Repeat the material exactly as it appears.

▶ Data for this task
──────────────────────────────

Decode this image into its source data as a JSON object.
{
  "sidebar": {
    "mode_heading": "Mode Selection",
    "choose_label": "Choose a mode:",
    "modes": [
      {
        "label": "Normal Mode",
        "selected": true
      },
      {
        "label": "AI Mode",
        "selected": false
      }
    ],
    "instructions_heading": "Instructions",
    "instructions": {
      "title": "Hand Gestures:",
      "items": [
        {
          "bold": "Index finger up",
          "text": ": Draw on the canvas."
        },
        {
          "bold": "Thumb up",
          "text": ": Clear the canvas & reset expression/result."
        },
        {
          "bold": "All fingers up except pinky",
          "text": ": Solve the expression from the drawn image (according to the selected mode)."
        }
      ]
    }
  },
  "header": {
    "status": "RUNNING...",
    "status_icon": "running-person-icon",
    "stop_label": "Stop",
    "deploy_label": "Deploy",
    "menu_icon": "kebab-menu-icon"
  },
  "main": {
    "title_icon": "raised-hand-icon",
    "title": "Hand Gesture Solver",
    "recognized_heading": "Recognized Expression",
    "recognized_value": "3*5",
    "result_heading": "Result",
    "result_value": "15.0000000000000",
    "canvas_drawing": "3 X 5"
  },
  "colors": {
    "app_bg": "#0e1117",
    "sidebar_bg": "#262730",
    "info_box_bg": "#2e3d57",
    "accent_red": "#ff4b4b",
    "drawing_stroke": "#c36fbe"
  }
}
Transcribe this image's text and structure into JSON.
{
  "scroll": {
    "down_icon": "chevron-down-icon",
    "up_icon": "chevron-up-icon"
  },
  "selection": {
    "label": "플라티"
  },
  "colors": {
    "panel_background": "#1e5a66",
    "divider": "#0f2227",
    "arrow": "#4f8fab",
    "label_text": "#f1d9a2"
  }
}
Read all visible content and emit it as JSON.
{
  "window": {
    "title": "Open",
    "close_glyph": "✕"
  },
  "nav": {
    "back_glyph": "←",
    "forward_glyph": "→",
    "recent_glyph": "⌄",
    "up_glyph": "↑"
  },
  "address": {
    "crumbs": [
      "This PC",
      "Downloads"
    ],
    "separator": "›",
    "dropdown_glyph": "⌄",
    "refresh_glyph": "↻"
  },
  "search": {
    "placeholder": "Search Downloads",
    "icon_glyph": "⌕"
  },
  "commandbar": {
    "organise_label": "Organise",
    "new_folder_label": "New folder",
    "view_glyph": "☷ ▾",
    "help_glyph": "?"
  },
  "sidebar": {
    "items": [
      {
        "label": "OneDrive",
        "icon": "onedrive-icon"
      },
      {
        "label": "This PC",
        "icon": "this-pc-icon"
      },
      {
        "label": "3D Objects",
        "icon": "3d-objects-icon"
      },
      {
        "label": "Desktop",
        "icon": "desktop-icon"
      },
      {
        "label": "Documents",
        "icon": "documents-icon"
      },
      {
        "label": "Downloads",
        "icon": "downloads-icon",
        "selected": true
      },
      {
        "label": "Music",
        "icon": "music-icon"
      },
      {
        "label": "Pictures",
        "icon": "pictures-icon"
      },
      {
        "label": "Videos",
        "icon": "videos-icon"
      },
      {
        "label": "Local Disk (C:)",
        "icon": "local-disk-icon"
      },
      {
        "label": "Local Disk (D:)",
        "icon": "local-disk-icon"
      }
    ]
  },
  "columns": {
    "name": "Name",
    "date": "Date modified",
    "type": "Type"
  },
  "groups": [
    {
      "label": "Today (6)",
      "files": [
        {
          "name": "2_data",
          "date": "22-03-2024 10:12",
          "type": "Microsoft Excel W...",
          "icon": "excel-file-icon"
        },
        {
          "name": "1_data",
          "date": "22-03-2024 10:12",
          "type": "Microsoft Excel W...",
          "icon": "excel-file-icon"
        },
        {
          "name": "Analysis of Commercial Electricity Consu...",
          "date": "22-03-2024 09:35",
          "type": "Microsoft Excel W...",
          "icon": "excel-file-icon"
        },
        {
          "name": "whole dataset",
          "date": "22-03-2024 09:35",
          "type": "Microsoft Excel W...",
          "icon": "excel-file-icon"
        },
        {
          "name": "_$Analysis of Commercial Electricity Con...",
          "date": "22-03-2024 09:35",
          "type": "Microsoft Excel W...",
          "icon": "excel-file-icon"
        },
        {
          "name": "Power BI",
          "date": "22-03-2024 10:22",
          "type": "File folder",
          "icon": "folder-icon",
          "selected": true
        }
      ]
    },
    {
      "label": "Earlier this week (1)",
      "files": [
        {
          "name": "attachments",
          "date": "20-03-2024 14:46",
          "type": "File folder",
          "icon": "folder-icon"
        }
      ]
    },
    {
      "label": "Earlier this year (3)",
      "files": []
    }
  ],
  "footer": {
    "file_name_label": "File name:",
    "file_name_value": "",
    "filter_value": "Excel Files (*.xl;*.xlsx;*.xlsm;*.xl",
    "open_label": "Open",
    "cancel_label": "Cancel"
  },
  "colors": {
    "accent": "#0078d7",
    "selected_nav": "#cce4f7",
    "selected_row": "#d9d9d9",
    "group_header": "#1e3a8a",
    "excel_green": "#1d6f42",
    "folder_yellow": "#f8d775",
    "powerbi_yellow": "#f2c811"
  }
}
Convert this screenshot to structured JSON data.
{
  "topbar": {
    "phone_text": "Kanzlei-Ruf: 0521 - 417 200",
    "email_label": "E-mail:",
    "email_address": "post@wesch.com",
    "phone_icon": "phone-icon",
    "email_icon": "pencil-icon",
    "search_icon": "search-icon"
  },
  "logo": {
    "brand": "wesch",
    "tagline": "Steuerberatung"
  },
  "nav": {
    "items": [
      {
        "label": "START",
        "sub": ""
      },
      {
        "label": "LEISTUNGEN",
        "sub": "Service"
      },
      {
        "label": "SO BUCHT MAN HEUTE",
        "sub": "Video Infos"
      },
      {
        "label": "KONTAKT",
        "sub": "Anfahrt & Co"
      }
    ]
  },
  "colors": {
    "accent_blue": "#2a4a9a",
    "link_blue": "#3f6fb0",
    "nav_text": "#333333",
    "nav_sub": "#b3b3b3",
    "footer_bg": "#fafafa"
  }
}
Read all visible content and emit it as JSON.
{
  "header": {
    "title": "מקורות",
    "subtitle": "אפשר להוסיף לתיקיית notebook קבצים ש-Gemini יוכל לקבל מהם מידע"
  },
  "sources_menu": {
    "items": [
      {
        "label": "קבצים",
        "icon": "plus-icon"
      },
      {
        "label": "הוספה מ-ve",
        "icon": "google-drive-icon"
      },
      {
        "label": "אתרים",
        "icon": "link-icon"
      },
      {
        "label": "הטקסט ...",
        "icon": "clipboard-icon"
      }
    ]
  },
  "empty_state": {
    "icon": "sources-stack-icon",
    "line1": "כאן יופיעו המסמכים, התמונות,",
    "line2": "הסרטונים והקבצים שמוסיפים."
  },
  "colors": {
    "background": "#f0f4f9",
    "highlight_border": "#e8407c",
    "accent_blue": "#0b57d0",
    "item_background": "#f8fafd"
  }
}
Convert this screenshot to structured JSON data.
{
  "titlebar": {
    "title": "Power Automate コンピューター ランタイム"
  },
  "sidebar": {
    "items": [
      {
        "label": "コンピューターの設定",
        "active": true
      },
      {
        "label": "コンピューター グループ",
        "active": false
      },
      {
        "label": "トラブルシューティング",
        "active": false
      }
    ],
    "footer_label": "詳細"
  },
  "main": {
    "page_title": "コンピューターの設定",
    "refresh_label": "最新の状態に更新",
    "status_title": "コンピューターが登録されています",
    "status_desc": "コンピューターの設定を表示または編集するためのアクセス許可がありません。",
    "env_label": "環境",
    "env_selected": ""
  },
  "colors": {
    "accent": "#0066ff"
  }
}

──────────────────────────────

▶ The result
Decode this image into its source data as a JSON object.
{
  "sidebar": {
    "mode_heading": "Mode Selection",
    "choose_label": "Choose a mode:",
    "modes": [
      {
        "label": "Normal Mode",
        "selected": true
      },
      {
        "label": "AI Mode",
        "selected": false
      }
    ],
    "instructions_heading": "Instructions",
    "instructions": {
      "title": "Hand Gestures:",
      "items": [
        {
          "bold": "Index finger up",
          "text": ": Draw on the canvas."
        },
        {
          "bold": "Thumb up",
          "text": ": Clear the canvas & reset expression/result."
        },
        {
          "bold": "All fingers up except pinky",
          "text": ": Solve the expression from the drawn image (according to the selected mode)."
        }
      ]
    }
  },
  "header": {
    "status": "RUNNING...",
    "status_icon": "running-person-icon",
    "stop_label": "Stop",
    "deploy_label": "Deploy",
    "menu_icon": "kebab-menu-icon"
  },
  "main": {
    "title_icon": "raised-hand-icon",
    "title": "Hand Gesture Solver",
    "recognized_heading": "Recognized Expression",
    "recognized_value": "3*5",
    "result_heading": "Result",
    "result_value": "15.0000000000000",
    "canvas_drawing": "3 X 5"
  },
  "colors": {
    "app_bg": "#0e1117",
    "sidebar_bg": "#262730",
    "info_box_bg": "#2e3d57",
    "accent_red": "#ff4b4b",
    "drawing_stroke": "#c36fbe"
  }
}
Transcribe this image's text and structure into JSON.
{
  "scroll": {
    "down_icon": "chevron-down-icon",
    "up_icon": "chevron-up-icon"
  },
  "selection": {
    "label": "플라티"
  },
  "colors": {
    "panel_background": "#1e5a66",
    "divider": "#0f2227",
    "arrow": "#4f8fab",
    "label_text": "#f1d9a2"
  }
}
Read all visible content and emit it as JSON.
{
  "window": {
    "title": "Open",
    "close_glyph": "✕"
  },
  "nav": {
    "back_glyph": "←",
    "forward_glyph": "→",
    "recent_glyph": "⌄",
    "up_glyph": "↑"
  },
  "address": {
    "crumbs": [
      "This PC",
      "Downloads"
    ],
    "separator": "›",
    "dropdown_glyph": "⌄",
    "refresh_glyph": "↻"
  },
  "search": {
    "placeholder": "Search Downloads",
    "icon_glyph": "⌕"
  },
  "commandbar": {
    "organise_label": "Organise",
    "new_folder_label": "New folder",
    "view_glyph": "☷ ▾",
    "help_glyph": "?"
  },
  "sidebar": {
    "items": [
      {
        "label": "OneDrive",
        "icon": "onedrive-icon"
      },
      {
        "label": "This PC",
        "icon": "this-pc-icon"
      },
      {
        "label": "3D Objects",
        "icon": "3d-objects-icon"
      },
      {
        "label": "Desktop",
        "icon": "desktop-icon"
      },
      {
        "label": "Documents",
        "icon": "documents-icon"
      },
      {
        "label": "Downloads",
        "icon": "downloads-icon",
        "selected": true
      },
      {
        "label": "Music",
        "icon": "music-icon"
      },
      {
        "label": "Pictures",
        "icon": "pictures-icon"
      },
      {
        "label": "Videos",
        "icon": "videos-icon"
      },
      {
        "label": "Local Disk (C:)",
        "icon": "local-disk-icon"
      },
      {
        "label": "Local Disk (D:)",
        "icon": "local-disk-icon"
      }
    ]
  },
  "columns": {
    "name": "Name",
    "date": "Date modified",
    "type": "Type"
  },
  "groups": [
    {
      "label": "Today (6)",
      "files": [
        {
          "name": "2_data",
          "date": "22-03-2024 10:12",
          "type": "Microsoft Excel W...",
          "icon": "excel-file-icon"
        },
        {
          "name": "1_data",
          "date": "22-03-2024 10:12",
          "type": "Microsoft Excel W...",
          "icon": "excel-file-icon"
        },
        {
          "name": "Analysis of Commercial Electricity Consu...",
          "date": "22-03-2024 09:35",
          "type": "Microsoft Excel W...",
          "icon": "excel-file-icon"
        },
        {
          "name": "whole dataset",
          "date": "22-03-2024 09:35",
          "type": "Microsoft Excel W...",
          "icon": "excel-file-icon"
        },
        {
          "name": "_$Analysis of Commercial Electricity Con...",
          "date": "22-03-2024 09:35",
          "type": "Microsoft Excel W...",
          "icon": "excel-file-icon"
        },
        {
          "name": "Power BI",
          "date": "22-03-2024 10:22",
          "type": "File folder",
          "icon": "folder-icon",
          "selected": true
        }
      ]
    },
    {
      "label": "Earlier this week (1)",
      "files": [
        {
          "name": "attachments",
          "date": "20-03-2024 14:46",
          "type": "File folder",
          "icon": "folder-icon"
        }
      ]
    },
    {
      "label": "Earlier this year (3)",
      "files": []
    }
  ],
  "footer": {
    "file_name_label": "File name:",
    "file_name_value": "",
    "filter_value": "Excel Files (*.xl;*.xlsx;*.xlsm;*.xl",
    "open_label": "Open",
    "cancel_label": "Cancel"
  },
  "colors": {
    "accent": "#0078d7",
    "selected_nav": "#cce4f7",
    "selected_row": "#d9d9d9",
    "group_header": "#1e3a8a",
    "excel_green": "#1d6f42",
    "folder_yellow": "#f8d775",
    "powerbi_yellow": "#f2c811"
  }
}
Convert this screenshot to structured JSON data.
{
  "topbar": {
    "phone_text": "Kanzlei-Ruf: 0521 - 417 200",
    "email_label": "E-mail:",
    "email_address": "post@wesch.com",
    "phone_icon": "phone-icon",
    "email_icon": "pencil-icon",
    "search_icon": "search-icon"
  },
  "logo": {
    "brand": "wesch",
    "tagline": "Steuerberatung"
  },
  "nav": {
    "items": [
      {
        "label": "START",
        "sub": ""
      },
      {
        "label": "LEISTUNGEN",
        "sub": "Service"
      },
      {
        "label": "SO BUCHT MAN HEUTE",
        "sub": "Video Infos"
      },
      {
        "label": "KONTAKT",
        "sub": "Anfahrt & Co"
      }
    ]
  },
  "colors": {
    "accent_blue": "#2a4a9a",
    "link_blue": "#3f6fb0",
    "nav_text": "#333333",
    "nav_sub": "#b3b3b3",
    "footer_bg": "#fafafa"
  }
}
Read all visible content and emit it as JSON.
{
  "header": {
    "title": "מקורות",
    "subtitle": "אפשר להוסיף לתיקיית notebook קבצים ש-Gemini יוכל לקבל מהם מידע"
  },
  "sources_menu": {
    "items": [
      {
        "label": "קבצים",
        "icon": "plus-icon"
      },
      {
        "label": "הוספה מ-ve",
        "icon": "google-drive-icon"
      },
      {
        "label": "אתרים",
        "icon": "link-icon"
      },
      {
        "label": "הטקסט ...",
        "icon": "clipboard-icon"
      }
    ]
  },
  "empty_state": {
    "icon": "sources-stack-icon",
    "line1": "כאן יופיעו המסמכים, התמונות,",
    "line2": "הסרטונים והקבצים שמוסיפים."
  },
  "colors": {
    "background": "#f0f4f9",
    "highlight_border": "#e8407c",
    "accent_blue": "#0b57d0",
    "item_background": "#f8fafd"
  }
}
Convert this screenshot to structured JSON data.
{
  "titlebar": {
    "title": "Power Automate コンピューター ランタイム"
  },
  "sidebar": {
    "items": [
      {
        "label": "コンピューターの設定",
        "active": true
      },
      {
        "label": "コンピューター グループ",
        "active": false
      },
      {
        "label": "トラブルシューティング",
        "active": false
      }
    ],
    "footer_label": "詳細"
  },
  "main": {
    "page_title": "コンピューターの設定",
    "refresh_label": "最新の状態に更新",
    "status_title": "コンピューターが登録されています",
    "status_desc": "コンピューターの設定を表示または編集するためのアクセス許可がありません。",
    "env_label": "環境",
    "env_selected": ""
  },
  "colors": {
    "accent": "#0066ff"
  }
}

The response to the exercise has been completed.